(begin)

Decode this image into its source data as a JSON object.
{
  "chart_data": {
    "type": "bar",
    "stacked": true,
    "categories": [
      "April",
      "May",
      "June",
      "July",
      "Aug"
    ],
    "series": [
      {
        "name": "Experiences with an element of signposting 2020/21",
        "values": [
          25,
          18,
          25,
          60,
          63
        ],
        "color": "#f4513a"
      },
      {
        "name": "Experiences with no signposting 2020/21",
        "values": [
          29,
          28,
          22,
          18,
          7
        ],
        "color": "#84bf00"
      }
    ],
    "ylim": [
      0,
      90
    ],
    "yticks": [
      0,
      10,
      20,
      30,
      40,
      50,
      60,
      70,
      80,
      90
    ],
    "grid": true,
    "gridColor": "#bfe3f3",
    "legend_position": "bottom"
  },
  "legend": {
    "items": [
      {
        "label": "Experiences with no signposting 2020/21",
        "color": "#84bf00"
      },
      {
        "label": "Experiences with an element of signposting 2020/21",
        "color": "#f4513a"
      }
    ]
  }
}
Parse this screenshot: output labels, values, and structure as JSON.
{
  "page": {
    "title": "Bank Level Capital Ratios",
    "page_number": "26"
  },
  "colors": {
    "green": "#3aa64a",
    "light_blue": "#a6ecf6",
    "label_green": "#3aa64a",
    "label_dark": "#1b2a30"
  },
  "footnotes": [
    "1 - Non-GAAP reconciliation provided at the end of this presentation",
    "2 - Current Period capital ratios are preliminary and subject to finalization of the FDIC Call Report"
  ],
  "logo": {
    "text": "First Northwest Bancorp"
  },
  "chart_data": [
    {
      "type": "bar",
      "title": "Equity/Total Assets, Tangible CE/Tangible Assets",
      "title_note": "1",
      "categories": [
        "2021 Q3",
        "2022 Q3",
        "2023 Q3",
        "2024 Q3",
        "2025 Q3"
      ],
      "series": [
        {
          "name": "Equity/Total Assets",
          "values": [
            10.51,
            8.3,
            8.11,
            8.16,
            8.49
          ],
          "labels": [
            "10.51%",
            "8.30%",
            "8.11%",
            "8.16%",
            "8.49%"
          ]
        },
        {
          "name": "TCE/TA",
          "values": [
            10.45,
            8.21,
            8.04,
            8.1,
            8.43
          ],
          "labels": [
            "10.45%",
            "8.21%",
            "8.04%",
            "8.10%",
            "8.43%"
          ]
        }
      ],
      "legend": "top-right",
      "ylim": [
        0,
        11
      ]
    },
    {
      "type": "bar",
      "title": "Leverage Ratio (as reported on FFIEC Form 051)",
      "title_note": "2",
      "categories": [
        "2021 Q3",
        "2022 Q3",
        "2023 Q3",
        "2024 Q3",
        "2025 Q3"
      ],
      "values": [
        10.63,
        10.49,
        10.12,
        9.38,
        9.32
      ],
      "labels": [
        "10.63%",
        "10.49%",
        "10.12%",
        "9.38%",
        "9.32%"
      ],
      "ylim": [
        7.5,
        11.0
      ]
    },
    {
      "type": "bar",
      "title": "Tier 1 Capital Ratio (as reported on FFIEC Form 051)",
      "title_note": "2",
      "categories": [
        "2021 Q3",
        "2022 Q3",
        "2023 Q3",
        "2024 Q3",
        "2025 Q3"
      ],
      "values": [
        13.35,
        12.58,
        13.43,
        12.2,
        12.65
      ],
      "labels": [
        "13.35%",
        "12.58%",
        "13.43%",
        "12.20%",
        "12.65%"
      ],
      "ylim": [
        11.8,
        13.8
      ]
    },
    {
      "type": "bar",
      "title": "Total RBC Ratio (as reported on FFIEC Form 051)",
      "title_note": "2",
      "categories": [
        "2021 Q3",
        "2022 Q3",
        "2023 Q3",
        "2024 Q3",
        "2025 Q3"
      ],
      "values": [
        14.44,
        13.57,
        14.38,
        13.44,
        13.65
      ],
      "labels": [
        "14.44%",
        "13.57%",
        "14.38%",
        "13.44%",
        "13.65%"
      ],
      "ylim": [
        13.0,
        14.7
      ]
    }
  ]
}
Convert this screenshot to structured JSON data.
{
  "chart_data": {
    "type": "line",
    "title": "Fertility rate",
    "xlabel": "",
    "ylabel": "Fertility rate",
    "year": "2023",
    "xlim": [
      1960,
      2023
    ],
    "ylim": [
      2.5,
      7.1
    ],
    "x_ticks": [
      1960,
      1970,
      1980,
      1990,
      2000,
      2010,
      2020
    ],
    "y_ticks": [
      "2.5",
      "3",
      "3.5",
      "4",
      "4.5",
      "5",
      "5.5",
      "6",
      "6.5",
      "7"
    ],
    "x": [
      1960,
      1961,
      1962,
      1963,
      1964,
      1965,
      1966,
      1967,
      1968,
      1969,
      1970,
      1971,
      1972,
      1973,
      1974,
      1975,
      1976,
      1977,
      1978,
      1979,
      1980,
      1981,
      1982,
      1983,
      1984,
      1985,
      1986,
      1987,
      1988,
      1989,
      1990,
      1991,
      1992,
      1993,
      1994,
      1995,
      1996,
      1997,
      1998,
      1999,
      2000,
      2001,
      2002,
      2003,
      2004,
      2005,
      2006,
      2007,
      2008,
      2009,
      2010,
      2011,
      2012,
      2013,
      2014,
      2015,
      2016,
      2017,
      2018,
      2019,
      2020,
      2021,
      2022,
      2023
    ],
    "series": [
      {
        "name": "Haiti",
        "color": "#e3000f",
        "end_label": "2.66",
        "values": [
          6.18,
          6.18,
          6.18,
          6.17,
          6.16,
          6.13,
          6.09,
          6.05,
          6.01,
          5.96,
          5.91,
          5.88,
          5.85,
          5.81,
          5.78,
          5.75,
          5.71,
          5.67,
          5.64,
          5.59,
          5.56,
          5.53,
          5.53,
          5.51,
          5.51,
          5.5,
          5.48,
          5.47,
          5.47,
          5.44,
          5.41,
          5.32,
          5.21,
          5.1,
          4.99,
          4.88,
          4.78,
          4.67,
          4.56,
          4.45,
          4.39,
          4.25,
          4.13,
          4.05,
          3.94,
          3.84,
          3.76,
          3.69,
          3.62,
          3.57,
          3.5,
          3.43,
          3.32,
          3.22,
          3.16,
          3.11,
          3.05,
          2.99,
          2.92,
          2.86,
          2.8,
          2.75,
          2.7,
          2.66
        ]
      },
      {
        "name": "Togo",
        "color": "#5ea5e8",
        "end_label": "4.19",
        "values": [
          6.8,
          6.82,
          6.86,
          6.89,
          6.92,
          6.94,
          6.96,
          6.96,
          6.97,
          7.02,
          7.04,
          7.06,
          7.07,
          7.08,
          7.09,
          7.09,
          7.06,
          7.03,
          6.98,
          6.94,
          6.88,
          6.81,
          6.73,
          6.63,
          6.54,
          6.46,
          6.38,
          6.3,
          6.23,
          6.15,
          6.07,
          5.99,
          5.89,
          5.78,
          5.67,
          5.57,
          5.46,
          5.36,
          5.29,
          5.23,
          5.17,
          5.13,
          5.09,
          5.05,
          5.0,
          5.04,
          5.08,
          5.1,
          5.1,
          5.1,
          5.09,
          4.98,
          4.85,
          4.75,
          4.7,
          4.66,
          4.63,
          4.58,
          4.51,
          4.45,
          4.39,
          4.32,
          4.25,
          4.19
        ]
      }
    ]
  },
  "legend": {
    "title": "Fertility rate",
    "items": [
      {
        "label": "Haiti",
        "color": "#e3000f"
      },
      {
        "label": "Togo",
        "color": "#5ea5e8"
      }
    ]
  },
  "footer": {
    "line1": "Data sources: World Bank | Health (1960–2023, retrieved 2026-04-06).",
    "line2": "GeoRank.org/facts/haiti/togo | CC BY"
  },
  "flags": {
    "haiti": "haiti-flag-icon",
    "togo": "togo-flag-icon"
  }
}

(end)

Spot every line that holds "Equity" and copy it.

◆ Task result:
      "title": "Equity/Total Assets, Tangible CE/Tangible Assets",
          "name": "Equity/Total Assets",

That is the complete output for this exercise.